# Work instructions:
State how many lines of the entries hold the string "your", and output nothing but that count.

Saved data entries

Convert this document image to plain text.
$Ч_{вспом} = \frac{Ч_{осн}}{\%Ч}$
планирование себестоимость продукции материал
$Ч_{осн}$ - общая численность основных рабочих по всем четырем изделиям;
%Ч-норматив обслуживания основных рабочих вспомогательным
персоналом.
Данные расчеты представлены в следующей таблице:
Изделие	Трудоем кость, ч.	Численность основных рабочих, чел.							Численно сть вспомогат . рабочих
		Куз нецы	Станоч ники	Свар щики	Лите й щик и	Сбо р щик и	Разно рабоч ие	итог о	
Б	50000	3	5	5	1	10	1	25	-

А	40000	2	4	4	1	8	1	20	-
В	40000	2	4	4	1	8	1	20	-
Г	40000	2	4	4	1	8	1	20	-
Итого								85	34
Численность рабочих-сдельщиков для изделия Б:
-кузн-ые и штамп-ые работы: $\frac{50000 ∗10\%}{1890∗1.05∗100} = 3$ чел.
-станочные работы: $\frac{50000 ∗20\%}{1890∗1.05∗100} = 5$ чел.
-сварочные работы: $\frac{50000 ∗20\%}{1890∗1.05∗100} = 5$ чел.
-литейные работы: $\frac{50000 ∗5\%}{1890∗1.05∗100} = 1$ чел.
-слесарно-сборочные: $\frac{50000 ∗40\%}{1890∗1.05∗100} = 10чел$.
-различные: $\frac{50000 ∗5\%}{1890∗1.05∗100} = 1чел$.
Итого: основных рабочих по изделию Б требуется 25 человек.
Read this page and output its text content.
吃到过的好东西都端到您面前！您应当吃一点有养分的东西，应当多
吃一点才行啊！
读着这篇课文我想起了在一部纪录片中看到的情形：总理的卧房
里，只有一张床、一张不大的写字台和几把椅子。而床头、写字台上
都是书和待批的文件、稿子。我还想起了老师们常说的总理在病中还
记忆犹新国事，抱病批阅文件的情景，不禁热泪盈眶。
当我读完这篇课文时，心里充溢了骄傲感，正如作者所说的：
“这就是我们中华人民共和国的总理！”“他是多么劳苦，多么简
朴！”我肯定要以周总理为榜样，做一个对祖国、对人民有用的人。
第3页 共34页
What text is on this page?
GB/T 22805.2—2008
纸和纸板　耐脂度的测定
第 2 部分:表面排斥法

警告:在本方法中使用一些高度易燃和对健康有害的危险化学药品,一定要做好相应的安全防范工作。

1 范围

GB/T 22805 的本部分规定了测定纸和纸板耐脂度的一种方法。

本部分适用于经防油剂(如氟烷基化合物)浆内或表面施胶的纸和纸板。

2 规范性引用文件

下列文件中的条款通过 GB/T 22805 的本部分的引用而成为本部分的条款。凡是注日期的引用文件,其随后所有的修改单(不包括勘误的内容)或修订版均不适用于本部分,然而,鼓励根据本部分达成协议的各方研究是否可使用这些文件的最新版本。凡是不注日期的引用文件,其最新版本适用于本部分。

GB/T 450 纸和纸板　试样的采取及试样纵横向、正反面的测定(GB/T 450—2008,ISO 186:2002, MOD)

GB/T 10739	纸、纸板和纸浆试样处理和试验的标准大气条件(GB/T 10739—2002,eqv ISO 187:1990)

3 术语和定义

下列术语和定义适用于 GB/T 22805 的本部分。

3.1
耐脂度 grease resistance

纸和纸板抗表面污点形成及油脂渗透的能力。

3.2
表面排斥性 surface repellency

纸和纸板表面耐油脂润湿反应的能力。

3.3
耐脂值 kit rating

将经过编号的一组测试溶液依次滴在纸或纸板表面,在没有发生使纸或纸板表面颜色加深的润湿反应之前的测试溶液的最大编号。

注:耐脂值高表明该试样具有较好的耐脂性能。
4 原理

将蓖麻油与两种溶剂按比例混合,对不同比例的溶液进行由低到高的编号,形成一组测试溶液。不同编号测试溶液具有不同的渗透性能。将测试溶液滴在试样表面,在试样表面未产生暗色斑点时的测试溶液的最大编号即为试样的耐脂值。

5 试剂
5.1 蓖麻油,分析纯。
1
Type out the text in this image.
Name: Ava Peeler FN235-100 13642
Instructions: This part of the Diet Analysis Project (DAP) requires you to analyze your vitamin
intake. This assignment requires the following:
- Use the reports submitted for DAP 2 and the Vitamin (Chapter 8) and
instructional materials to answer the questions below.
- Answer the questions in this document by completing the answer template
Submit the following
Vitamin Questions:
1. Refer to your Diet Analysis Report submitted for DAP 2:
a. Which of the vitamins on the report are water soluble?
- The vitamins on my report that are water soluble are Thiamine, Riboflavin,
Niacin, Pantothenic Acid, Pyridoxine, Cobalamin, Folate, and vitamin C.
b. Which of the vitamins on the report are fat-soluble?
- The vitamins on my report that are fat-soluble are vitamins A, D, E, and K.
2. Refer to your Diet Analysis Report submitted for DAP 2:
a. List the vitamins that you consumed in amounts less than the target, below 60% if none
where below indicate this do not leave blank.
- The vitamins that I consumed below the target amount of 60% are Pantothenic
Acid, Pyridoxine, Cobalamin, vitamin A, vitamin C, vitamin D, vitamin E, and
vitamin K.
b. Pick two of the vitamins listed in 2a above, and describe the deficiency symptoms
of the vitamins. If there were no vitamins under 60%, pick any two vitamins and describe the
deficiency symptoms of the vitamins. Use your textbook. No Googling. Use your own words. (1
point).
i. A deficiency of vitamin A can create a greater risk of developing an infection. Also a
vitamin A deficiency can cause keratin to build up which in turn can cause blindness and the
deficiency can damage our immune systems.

# Complete output:
4